Records about charts and figures:

:::

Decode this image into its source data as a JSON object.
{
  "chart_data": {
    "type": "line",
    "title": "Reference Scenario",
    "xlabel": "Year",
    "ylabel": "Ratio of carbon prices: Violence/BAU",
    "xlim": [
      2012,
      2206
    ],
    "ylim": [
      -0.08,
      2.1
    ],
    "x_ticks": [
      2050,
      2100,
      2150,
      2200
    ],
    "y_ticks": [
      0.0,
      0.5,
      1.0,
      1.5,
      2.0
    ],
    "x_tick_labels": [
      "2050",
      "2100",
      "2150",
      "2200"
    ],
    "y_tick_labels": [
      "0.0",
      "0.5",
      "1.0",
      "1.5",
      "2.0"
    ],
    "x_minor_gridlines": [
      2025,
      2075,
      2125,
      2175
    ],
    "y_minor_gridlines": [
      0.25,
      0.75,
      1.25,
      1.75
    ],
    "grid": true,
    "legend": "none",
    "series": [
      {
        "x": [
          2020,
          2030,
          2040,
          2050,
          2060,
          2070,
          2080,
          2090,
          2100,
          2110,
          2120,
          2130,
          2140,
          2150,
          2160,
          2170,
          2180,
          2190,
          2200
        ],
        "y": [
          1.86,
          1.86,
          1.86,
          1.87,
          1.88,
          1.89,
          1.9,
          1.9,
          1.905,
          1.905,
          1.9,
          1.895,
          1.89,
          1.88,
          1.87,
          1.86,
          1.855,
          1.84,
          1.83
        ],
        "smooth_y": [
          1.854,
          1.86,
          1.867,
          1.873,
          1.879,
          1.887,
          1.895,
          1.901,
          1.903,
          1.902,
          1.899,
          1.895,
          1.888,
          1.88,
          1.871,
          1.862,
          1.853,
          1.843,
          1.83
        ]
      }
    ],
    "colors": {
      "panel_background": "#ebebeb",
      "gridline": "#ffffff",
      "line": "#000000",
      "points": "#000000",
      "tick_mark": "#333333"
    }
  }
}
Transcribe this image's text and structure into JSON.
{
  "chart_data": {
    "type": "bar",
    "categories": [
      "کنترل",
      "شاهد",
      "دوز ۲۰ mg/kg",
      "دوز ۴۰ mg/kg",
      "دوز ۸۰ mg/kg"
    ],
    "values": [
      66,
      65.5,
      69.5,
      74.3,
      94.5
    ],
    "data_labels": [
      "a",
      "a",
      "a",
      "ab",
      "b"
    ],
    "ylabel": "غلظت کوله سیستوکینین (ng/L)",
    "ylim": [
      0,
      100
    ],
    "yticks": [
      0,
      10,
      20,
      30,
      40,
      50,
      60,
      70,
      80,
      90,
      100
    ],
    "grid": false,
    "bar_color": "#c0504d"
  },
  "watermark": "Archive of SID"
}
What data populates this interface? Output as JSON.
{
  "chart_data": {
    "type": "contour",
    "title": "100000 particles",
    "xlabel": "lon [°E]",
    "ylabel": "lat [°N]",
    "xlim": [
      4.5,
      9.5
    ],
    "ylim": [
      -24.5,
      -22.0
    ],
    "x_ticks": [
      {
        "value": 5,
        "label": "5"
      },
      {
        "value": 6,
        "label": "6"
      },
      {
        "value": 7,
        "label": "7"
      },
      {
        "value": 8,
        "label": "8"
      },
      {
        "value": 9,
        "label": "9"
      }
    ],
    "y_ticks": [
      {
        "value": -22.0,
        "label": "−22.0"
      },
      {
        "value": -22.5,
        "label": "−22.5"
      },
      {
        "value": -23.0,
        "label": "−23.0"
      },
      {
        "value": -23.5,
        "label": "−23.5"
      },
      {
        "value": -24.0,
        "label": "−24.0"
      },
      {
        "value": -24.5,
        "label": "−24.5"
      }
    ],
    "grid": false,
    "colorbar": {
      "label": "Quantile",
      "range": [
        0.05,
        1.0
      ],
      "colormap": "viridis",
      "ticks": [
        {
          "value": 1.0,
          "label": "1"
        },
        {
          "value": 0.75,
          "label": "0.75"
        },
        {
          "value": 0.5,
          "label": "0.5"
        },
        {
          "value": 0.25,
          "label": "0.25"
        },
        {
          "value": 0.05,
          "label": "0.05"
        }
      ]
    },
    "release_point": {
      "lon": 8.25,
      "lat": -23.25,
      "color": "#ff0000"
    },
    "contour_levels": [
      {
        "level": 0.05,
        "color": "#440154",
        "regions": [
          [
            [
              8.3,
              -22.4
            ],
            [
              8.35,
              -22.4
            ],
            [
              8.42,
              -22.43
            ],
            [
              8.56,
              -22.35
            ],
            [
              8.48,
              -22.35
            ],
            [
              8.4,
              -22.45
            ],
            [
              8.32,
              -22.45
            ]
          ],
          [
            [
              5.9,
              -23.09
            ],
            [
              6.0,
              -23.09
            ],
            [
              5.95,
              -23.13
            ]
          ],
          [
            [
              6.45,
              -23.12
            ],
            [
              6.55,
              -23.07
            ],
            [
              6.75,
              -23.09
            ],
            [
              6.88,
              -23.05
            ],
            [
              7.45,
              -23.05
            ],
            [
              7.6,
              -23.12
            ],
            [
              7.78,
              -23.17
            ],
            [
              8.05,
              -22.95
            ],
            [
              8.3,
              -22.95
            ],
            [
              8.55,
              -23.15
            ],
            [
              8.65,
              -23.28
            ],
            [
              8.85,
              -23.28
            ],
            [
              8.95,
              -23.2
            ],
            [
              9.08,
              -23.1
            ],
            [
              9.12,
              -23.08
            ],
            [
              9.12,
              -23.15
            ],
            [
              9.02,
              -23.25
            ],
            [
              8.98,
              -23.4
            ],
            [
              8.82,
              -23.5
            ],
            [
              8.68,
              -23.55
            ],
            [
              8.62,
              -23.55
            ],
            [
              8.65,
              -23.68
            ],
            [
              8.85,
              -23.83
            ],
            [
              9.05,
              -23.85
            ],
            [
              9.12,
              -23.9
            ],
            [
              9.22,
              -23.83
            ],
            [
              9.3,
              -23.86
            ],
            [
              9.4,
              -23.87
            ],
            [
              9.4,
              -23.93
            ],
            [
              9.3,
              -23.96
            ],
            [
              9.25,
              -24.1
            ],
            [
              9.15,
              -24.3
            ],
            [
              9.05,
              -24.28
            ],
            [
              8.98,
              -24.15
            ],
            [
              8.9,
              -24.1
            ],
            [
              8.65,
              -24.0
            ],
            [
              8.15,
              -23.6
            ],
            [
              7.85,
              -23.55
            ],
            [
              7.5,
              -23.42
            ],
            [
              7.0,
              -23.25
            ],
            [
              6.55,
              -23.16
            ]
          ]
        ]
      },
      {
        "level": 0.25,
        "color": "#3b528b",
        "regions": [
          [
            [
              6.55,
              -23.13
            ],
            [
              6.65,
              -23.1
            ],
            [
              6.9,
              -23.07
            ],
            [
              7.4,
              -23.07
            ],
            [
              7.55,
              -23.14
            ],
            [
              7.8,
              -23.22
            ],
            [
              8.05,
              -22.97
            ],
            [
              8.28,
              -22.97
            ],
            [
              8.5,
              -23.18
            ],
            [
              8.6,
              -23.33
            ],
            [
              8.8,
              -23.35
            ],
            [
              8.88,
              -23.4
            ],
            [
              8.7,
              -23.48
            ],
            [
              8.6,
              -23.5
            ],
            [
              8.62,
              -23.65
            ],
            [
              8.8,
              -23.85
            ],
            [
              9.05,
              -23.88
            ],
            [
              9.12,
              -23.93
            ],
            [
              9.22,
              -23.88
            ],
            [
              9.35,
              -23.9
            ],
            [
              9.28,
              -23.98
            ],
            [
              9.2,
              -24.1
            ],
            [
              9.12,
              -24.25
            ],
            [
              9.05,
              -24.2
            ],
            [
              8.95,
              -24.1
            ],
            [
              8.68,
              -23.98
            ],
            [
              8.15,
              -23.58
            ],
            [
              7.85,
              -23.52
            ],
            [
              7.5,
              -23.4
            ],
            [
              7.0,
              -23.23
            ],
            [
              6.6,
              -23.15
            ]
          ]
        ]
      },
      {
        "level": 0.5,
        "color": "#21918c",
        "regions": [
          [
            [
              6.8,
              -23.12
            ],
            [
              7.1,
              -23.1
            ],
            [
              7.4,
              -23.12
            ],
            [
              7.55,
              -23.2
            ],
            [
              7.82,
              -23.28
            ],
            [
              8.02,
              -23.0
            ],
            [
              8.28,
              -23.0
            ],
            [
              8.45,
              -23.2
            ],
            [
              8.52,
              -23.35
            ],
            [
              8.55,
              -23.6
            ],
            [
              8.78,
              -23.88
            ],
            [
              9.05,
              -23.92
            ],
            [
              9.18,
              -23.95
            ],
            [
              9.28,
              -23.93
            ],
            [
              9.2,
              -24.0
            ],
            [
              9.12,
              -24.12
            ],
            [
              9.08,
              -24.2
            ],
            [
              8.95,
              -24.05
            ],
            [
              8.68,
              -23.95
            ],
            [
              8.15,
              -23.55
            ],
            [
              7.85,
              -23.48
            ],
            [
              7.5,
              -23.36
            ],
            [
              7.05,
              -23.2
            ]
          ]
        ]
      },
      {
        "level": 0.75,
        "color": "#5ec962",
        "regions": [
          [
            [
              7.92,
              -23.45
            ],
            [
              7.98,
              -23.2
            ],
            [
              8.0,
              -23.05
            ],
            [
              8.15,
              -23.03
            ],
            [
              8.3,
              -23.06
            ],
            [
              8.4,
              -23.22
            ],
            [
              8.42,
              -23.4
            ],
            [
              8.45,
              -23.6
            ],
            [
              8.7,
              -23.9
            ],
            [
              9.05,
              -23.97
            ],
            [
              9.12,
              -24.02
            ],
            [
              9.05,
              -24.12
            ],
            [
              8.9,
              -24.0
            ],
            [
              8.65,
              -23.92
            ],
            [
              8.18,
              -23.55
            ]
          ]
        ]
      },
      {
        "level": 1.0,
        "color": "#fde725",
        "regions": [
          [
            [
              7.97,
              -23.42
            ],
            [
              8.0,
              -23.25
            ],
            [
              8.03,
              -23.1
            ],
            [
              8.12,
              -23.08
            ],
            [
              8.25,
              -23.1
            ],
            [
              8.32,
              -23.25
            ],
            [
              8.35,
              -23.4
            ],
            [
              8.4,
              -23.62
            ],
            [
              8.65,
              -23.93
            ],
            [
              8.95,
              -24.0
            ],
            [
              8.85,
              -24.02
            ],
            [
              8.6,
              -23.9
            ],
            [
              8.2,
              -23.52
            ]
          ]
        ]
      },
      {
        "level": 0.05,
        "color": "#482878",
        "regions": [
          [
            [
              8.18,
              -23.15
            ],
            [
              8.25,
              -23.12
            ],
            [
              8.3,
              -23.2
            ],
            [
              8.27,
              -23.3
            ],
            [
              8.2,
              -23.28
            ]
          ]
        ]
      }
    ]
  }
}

:::

- **DO THIS**:
List every line from the entries above in which "ylabel" appears.

- **REPLY TO THE EXERCISE**:
    "ylabel": "Ratio of carbon prices: Violence/BAU",
    "ylabel": "غلظت کوله سیستوکینین (ng/L)",
    "ylabel": "lat [°N]",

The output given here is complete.